● **取り組む課題**
• a. 句集評を読み、次の問いに答えてください。
(i) 秩父はどのような土地だと述べられていますか。
(ii) 筆者が「好きな一句」として挙げている句は何ですか。
(iii) 「しばし」という言葉には何があると書かれていますか。
• b. 句集評の最後の文のあとから、続きを書き継いでください。

● **ページ**
►

ここにも闇がある。これもまた秩父の闇である。闇は生きもののようにふくらんだりちぢんだりする。それは闇を身近に親しいものとしてきた人間にのみ感じられるものなのかもしれない。というのは、この句集『第四楽章』には、「闇」を詠んだ句が多い。季語にある「闇」以外に闇が続出する。いくつか句を紹介しておきたい。〈蟇去りしあたりしづくの如き闇〉〈燭の灯に犇めく闇や夏きたる〉〈ぼたん雪家郷への道闇に浮き〉〈竹林の雪折の音闇を抜け〉。「闇」は、なんとたくさんの表情を持っていることか。「しづくの如き闇」「犇めく闇」などなど、作者にとってあらゆるところに闇がある。秩父は山々が眼前に迫る盆地である。それゆえ闇もまた漆黒で深い。その闇の深さに自身を沈潜させながら、中嶋鬼谷さんの情操は育っていったのかもしれない。日当たりのよいところのみを見るのではなく、日当たりのよきところがもついっそうの影の部分、そこにも思いを致す。批評精神は郷里・秩父の闇に育まれたものかもしれない。〈ひたひたと戦前の闇鉦叩〉

 暮れぬ間のしばしを歩む木の芽かな

この一句は、自然のなかにいる思いを率直に詠んでいて好きな一句である。山中は暮れていくのがはやい、きっと郷里の山歩きをしながら芽吹きを楽しんでいるのだろう。「しばし」という言葉に束の間のよろこびがあって、いい。おなじように自然に親しんでいる句に、〈呼ぶ声にかへりみすれば花辛夷〉〈山毛欅若葉音なく風の渡りをり〉〈蕗の葉をたたきて山の雨きたる〉〈冬草のものげなき花いとしみぬ〉などがあって、自然を身近に生活をしてきた人の俳句だなあと、つくづくと思う。

◄

● **表示データ**
►

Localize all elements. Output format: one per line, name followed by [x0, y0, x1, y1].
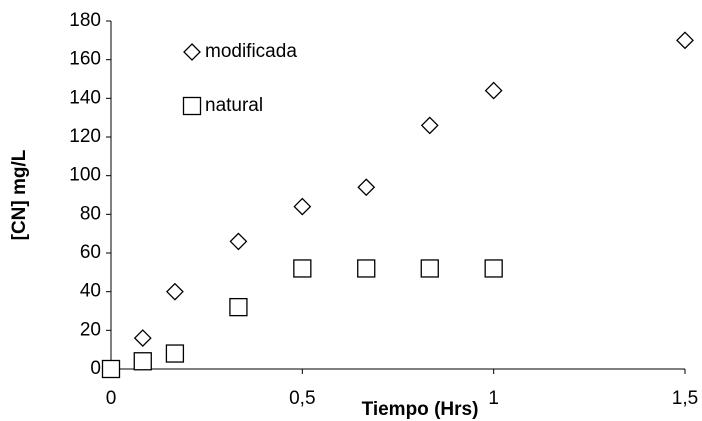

◄

● **順に解答**
• a.
(i) 山々が眼前に迫る盆地
(ii) 暮れぬ間のしばしを歩む木の芽かな
(iii) 束の間のよろこび

• b.
 六〇年安保世代の破案山子

「吾は」という前書きのある一句である。句集の終わり頃におかれた一句だ。やや自嘲的か。そのすこし前に〈麦熟るる頃ふるさとを捨てにけり〉という句があって、ドキッとした。そうか、郷里・秩父を捨てたという思いがあるのか。「麦熟るる」ということは夏のころだ。思うところがあって郷里をはなれた、いや「捨てにけり」だから精神的に訣別をしたのである。郷里にたいする思いが深ければ深いほどそこに容れないものを見出せば妥協はできなくなる。「麦熟るる頃」の上五の季語が、内省的な人間像を浮かび上がらせる。激しくも豊かな自然が中嶋鬼谷という人間の情操をつちかったにもかかわらず、その風土を切り捨てるように訣別したのかもしれないが、そこで育まれた情操は俳句においてはすこしも死んではいない。ゆえに季語がこれぼどまでに自然に身体に溶け込んでいるのだろう。詠まれた季語に無理がないのだ。

 狼祀る一峰暗き片時雨

好きな一句である、というか、これは外せない一句だ。秩父の山奥にある三峯神社への挨拶句か。ここは狐ではなく狼が祀られている神社だ。わたしも何度か行ったことがある。秩父はかつて狼の生息地として知られたところだ。金子兜太の〈おおかみに螢がひとつ付いていた〉は秩父の荒々しい闇を詠んだものとわたしは思っている。掲句については、漢字表記を主にし、カ行とイ行の音を響かせてややすべりのわるい固さを表出して、句をするどく立ちあがらせている。景を叙しただけであるが、その底に作者中嶋鬼谷の反骨精神がひそやかにある、とわたしには思えるのだ。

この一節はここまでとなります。